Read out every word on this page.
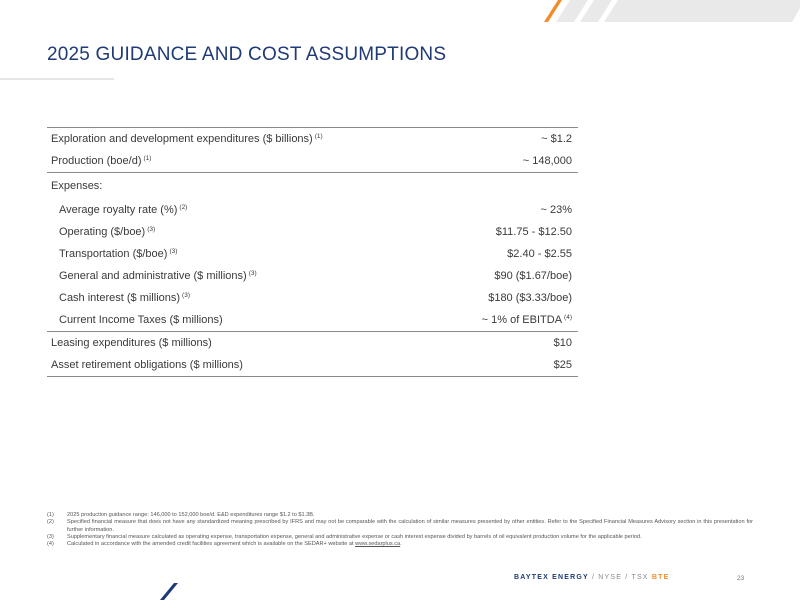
2025 GUIDANCE AND COST ASSUMPTIONS
Exploration and development expenditures ($ billions) $^{(1)}$	~ $1.2
Production (boe/d) $^{(1)}$	~ 148,000
Expenses:	
Average royalty rate (%) $^{(2)}$	~ 23%
Operating ($/boe) $^{(3)}$	$11.75 - $12.50
Transportation ($/boe) $^{(3)}$	$2.40 - $2.55
General and administrative ($ millions) $^{(3)}$	$90 ($1.67/boe)
Cash interest ($ millions) $^{(3)}$	$180 ($3.33/boe)
Current Income Taxes ($ millions)	~ 1% of EBITDA $^{(4)}$
Leasing expenditures ($ millions)	$10
Asset retirement obligations ($ millions)	$25
(1)	2025 production guidance range: 146,000 to 152,000 boe/d. E&D expenditures range $1.2 to $1.3B.
(2)	Specified financial measure that does not have any standardized meaning prescribed by IFRS and may not be comparable with the calculation of similar measures presented by other entities. Refer to the Specified Financial Measures Advisory section in this presentation for further information.
(3)	Supplementary financial measure calculated as operating expense, transportation expense, general and administrative expense or cash interest expense divided by barrels of oil equivalent production volume for the applicable period.
(4)	Calculated in accordance with the amended credit facilities agreement which is available on the SEDAR+ website at www.sedarplus.ca.
BAYTEX ENERGY / NYSE / TSX BTE	23
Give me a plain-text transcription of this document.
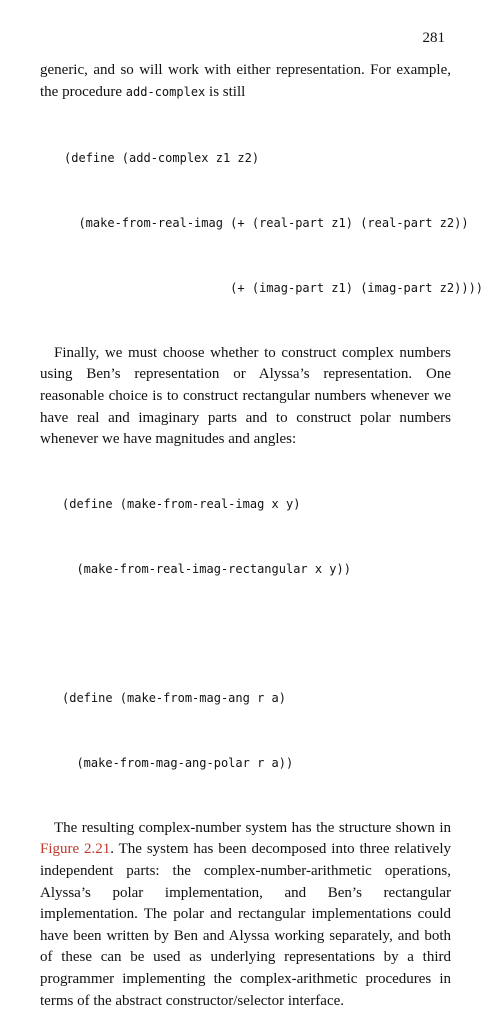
281

generic, and so will work with either representation. For example, the procedure add-complex is still

(define (add-complex z1 z2)

(make-from-real-imag (+ (real-part z1) (real-part z2))

(+ (imag-part z1) (imag-part z2))))

Finally, we must choose whether to construct complex numbers using Ben’s representation or Alyssa’s representation. One reasonable choice is to construct rectangular numbers whenever we have real and imaginary parts and to construct polar numbers whenever we have magnitudes and angles:

(define (make-from-real-imag x y)

(make-from-real-imag-rectangular x y))

(define (make-from-mag-ang r a)

(make-from-mag-ang-polar r a))

The resulting complex-number system has the structure shown in Figure 2.21. The system has been decomposed into three relatively independent parts: the complex-number-arithmetic operations, Alyssa’s polar implementation, and Ben’s rectangular implementation. The polar and rectangular implementations could have been written by Ben and Alyssa working separately, and both of these can be used as underlying representations by a third programmer implementing the complex-arithmetic procedures in terms of the abstract constructor/selector interface.
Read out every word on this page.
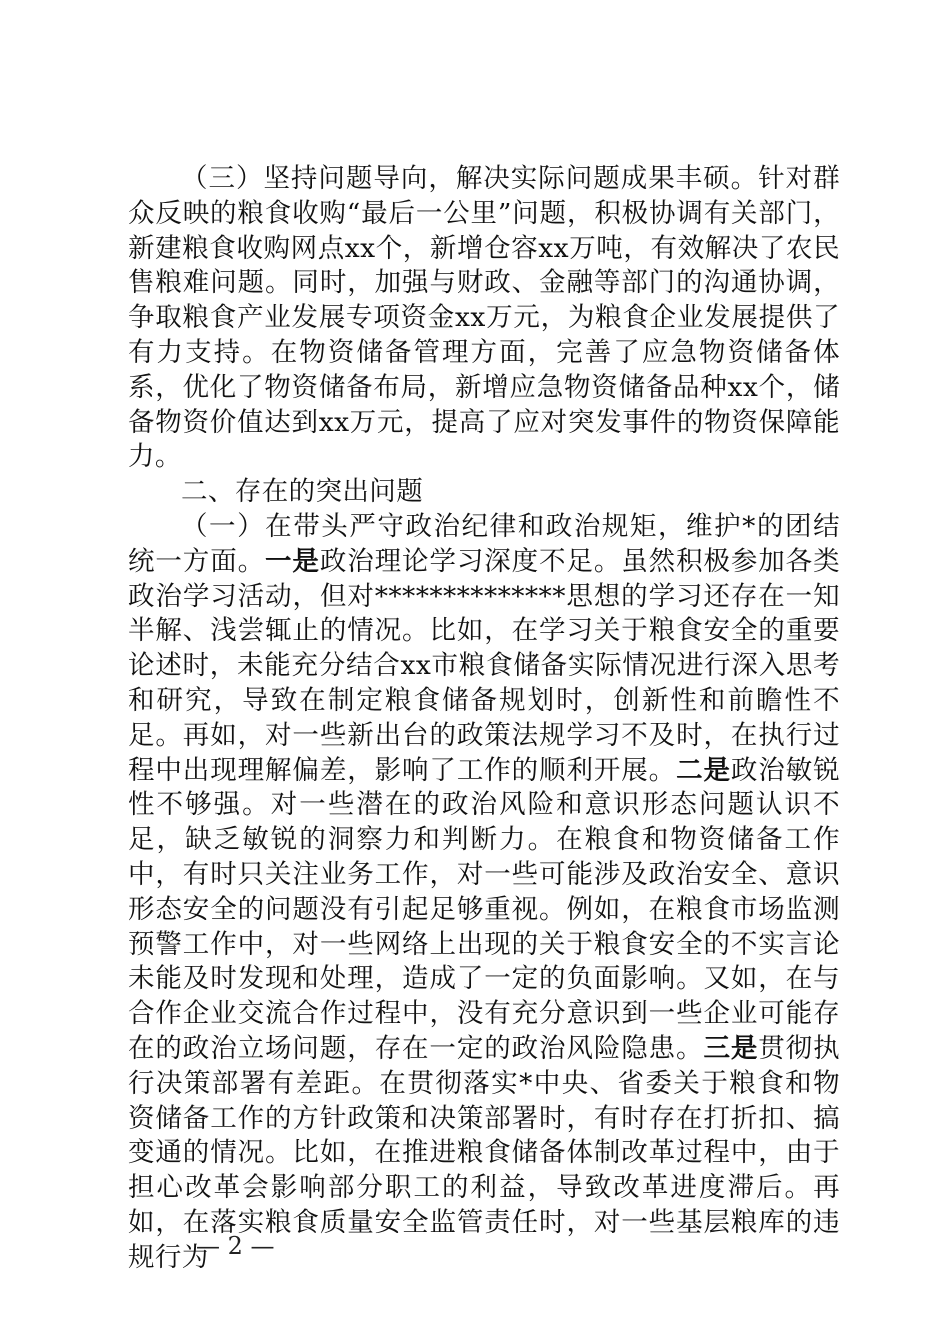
（三）坚持问题导向，解决实际问题成果丰硕。针对群众反映的粮食收购“最后一公里”问题，积极协调有关部门，新建粮食收购网点xx个，新增仓容xx万吨，有效解决了农民售粮难问题。同时，加强与财政、金融等部门的沟通协调，争取粮食产业发展专项资金xx万元，为粮食企业发展提供了有力支持。在物资储备管理方面，完善了应急物资储备体系，优化了物资储备布局，新增应急物资储备品种xx个，储备物资价值达到xx万元，提高了应对突发事件的物资保障能力。

二、存在的突出问题

（一）在带头严守政治纪律和政治规矩，维护*的团结统一方面。一是政治理论学习深度不足。虽然积极参加各类政治学习活动，但对**************思想的学习还存在一知半解、浅尝辄止的情况。比如，在学习关于粮食安全的重要论述时，未能充分结合xx市粮食储备实际情况进行深入思考和研究，导致在制定粮食储备规划时，创新性和前瞻性不足。再如，对一些新出台的政策法规学习不及时，在执行过程中出现理解偏差，影响了工作的顺利开展。二是政治敏锐性不够强。对一些潜在的政治风险和意识形态问题认识不足，缺乏敏锐的洞察力和判断力。在粮食和物资储备工作中，有时只关注业务工作，对一些可能涉及政治安全、意识形态安全的问题没有引起足够重视。例如，在粮食市场监测预警工作中，对一些网络上出现的关于粮食安全的不实言论未能及时发现和处理，造成了一定的负面影响。又如，在与合作企业交流合作过程中，没有充分意识到一些企业可能存在的政治立场问题，存在一定的政治风险隐患。三是贯彻执行决策部署有差距。在贯彻落实*中央、省委关于粮食和物资储备工作的方针政策和决策部署时，有时存在打折扣、搞变通的情况。比如，在推进粮食储备体制改革过程中，由于担心改革会影响部分职工的利益，导致改革进度滞后。再如，在落实粮食质量安全监管责任时，对一些基层粮库的违规行为

— 2 —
====
| What you have to do |
Print every entry exactly as written, without the pictures.

| Answer |
Read out every word on this page.
2025 GUIDANCE AND COST ASSUMPTIONS
Exploration and development expenditures ($ billions) $^{(1)}$	~ $1.2
Production (boe/d) $^{(1)}$	~ 148,000
Expenses:	
Average royalty rate (%) $^{(2)}$	~ 23%
Operating ($/boe) $^{(3)}$	$11.75 - $12.50
Transportation ($/boe) $^{(3)}$	$2.40 - $2.55
General and administrative ($ millions) $^{(3)}$	$90 ($1.67/boe)
Cash interest ($ millions) $^{(3)}$	$180 ($3.33/boe)
Current Income Taxes ($ millions)	~ 1% of EBITDA $^{(4)}$
Leasing expenditures ($ millions)	$10
Asset retirement obligations ($ millions)	$25
(1)	2025 production guidance range: 146,000 to 152,000 boe/d. E&D expenditures range $1.2 to $1.3B.
(2)	Specified financial measure that does not have any standardized meaning prescribed by IFRS and may not be comparable with the calculation of similar measures presented by other entities. Refer to the Specified Financial Measures Advisory section in this presentation for further information.
(3)	Supplementary financial measure calculated as operating expense, transportation expense, general and administrative expense or cash interest expense divided by barrels of oil equivalent production volume for the applicable period.
(4)	Calculated in accordance with the amended credit facilities agreement which is available on the SEDAR+ website at www.sedarplus.ca.
BAYTEX ENERGY / NYSE / TSX BTE	23
Give me a plain-text transcription of this document.
281

generic, and so will work with either representation. For example, the procedure add-complex is still

(define (add-complex z1 z2)

(make-from-real-imag (+ (real-part z1) (real-part z2))

(+ (imag-part z1) (imag-part z2))))

Finally, we must choose whether to construct complex numbers using Ben’s representation or Alyssa’s representation. One reasonable choice is to construct rectangular numbers whenever we have real and imaginary parts and to construct polar numbers whenever we have magnitudes and angles:

(define (make-from-real-imag x y)

(make-from-real-imag-rectangular x y))

(define (make-from-mag-ang r a)

(make-from-mag-ang-polar r a))

The resulting complex-number system has the structure shown in Figure 2.21. The system has been decomposed into three relatively independent parts: the complex-number-arithmetic operations, Alyssa’s polar implementation, and Ben’s rectangular implementation. The polar and rectangular implementations could have been written by Ben and Alyssa working separately, and both of these can be used as underlying representations by a third programmer implementing the complex-arithmetic procedures in terms of the abstract constructor/selector interface.
Read out every word on this page.
（三）坚持问题导向，解决实际问题成果丰硕。针对群众反映的粮食收购“最后一公里”问题，积极协调有关部门，新建粮食收购网点xx个，新增仓容xx万吨，有效解决了农民售粮难问题。同时，加强与财政、金融等部门的沟通协调，争取粮食产业发展专项资金xx万元，为粮食企业发展提供了有力支持。在物资储备管理方面，完善了应急物资储备体系，优化了物资储备布局，新增应急物资储备品种xx个，储备物资价值达到xx万元，提高了应对突发事件的物资保障能力。

二、存在的突出问题

（一）在带头严守政治纪律和政治规矩，维护*的团结统一方面。一是政治理论学习深度不足。虽然积极参加各类政治学习活动，但对**************思想的学习还存在一知半解、浅尝辄止的情况。比如，在学习关于粮食安全的重要论述时，未能充分结合xx市粮食储备实际情况进行深入思考和研究，导致在制定粮食储备规划时，创新性和前瞻性不足。再如，对一些新出台的政策法规学习不及时，在执行过程中出现理解偏差，影响了工作的顺利开展。二是政治敏锐性不够强。对一些潜在的政治风险和意识形态问题认识不足，缺乏敏锐的洞察力和判断力。在粮食和物资储备工作中，有时只关注业务工作，对一些可能涉及政治安全、意识形态安全的问题没有引起足够重视。例如，在粮食市场监测预警工作中，对一些网络上出现的关于粮食安全的不实言论未能及时发现和处理，造成了一定的负面影响。又如，在与合作企业交流合作过程中，没有充分意识到一些企业可能存在的政治立场问题，存在一定的政治风险隐患。三是贯彻执行决策部署有差距。在贯彻落实*中央、省委关于粮食和物资储备工作的方针政策和决策部署时，有时存在打折扣、搞变通的情况。比如，在推进粮食储备体制改革过程中，由于担心改革会影响部分职工的利益，导致改革进度滞后。再如，在落实粮食质量安全监管责任时，对一些基层粮库的违规行为

— 2 —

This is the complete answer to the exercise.